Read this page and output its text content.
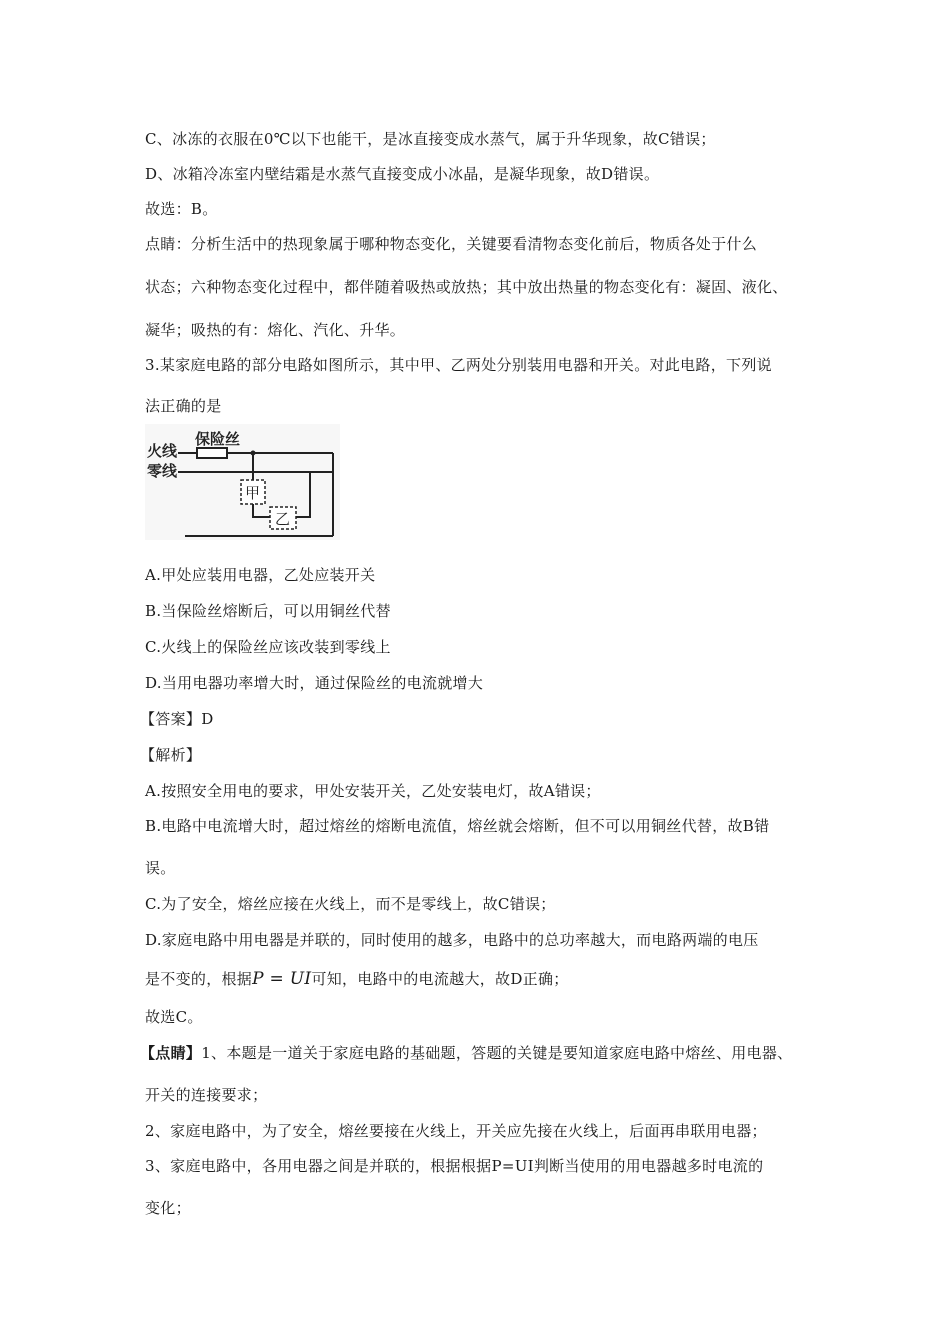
C、冰冻的衣服在0℃以下也能干，是冰直接变成水蒸气，属于升华现象，故C错误；
D、冰箱冷冻室内壁结霜是水蒸气直接变成小冰晶，是凝华现象，故D错误。
故选：B。
点睛：分析生活中的热现象属于哪种物态变化，关键要看清物态变化前后，物质各处于什么
状态；六种物态变化过程中，都伴随着吸热或放热；其中放出热量的物态变化有：凝固、液化、
凝华；吸热的有：熔化、汽化、升华。
3.某家庭电路的部分电路如图所示，其中甲、乙两处分别装用电器和开关。对此电路，下列说
法正确的是
火线
零线
保险丝
甲
乙
A.甲处应装用电器，乙处应装开关
B.当保险丝熔断后，可以用铜丝代替
C.火线上的保险丝应该改装到零线上
D.当用电器功率增大时，通过保险丝的电流就增大
【答案】D
【解析】
A.按照安全用电的要求，甲处安装开关，乙处安装电灯，故A错误；
B.电路中电流增大时，超过熔丝的熔断电流值，熔丝就会熔断，但不可以用铜丝代替，故B错
误。
C.为了安全，熔丝应接在火线上，而不是零线上，故C错误；
D.家庭电路中用电器是并联的，同时使用的越多，电路中的总功率越大，而电路两端的电压
是不变的，根据P = UI可知，电路中的电流越大，故D正确；
故选C。
【点睛】1、本题是一道关于家庭电路的基础题，答题的关键是要知道家庭电路中熔丝、用电器、
开关的连接要求；
2、家庭电路中，为了安全，熔丝要接在火线上，开关应先接在火线上，后面再串联用电器；
3、家庭电路中，各用电器之间是并联的，根据根据P=UI判断当使用的用电器越多时电流的
变化；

▶ [Short task]: Quote the records in their entirety, keeping the wording exact and excluding pictures.

▶ [Response for this exercise]:
Read this page and output its text content.
C、冰冻的衣服在0℃以下也能干，是冰直接变成水蒸气，属于升华现象，故C错误；
D、冰箱冷冻室内壁结霜是水蒸气直接变成小冰晶，是凝华现象，故D错误。
故选：B。
点睛：分析生活中的热现象属于哪种物态变化，关键要看清物态变化前后，物质各处于什么
状态；六种物态变化过程中，都伴随着吸热或放热；其中放出热量的物态变化有：凝固、液化、
凝华；吸热的有：熔化、汽化、升华。
3.某家庭电路的部分电路如图所示，其中甲、乙两处分别装用电器和开关。对此电路，下列说
法正确的是
火线
零线
保险丝
甲
乙
A.甲处应装用电器，乙处应装开关
B.当保险丝熔断后，可以用铜丝代替
C.火线上的保险丝应该改装到零线上
D.当用电器功率增大时，通过保险丝的电流就增大
【答案】D
【解析】
A.按照安全用电的要求，甲处安装开关，乙处安装电灯，故A错误；
B.电路中电流增大时，超过熔丝的熔断电流值，熔丝就会熔断，但不可以用铜丝代替，故B错
误。
C.为了安全，熔丝应接在火线上，而不是零线上，故C错误；
D.家庭电路中用电器是并联的，同时使用的越多，电路中的总功率越大，而电路两端的电压
是不变的，根据P = UI可知，电路中的电流越大，故D正确；
故选C。
【点睛】1、本题是一道关于家庭电路的基础题，答题的关键是要知道家庭电路中熔丝、用电器、
开关的连接要求；
2、家庭电路中，为了安全，熔丝要接在火线上，开关应先接在火线上，后面再串联用电器；
3、家庭电路中，各用电器之间是并联的，根据根据P=UI判断当使用的用电器越多时电流的
变化；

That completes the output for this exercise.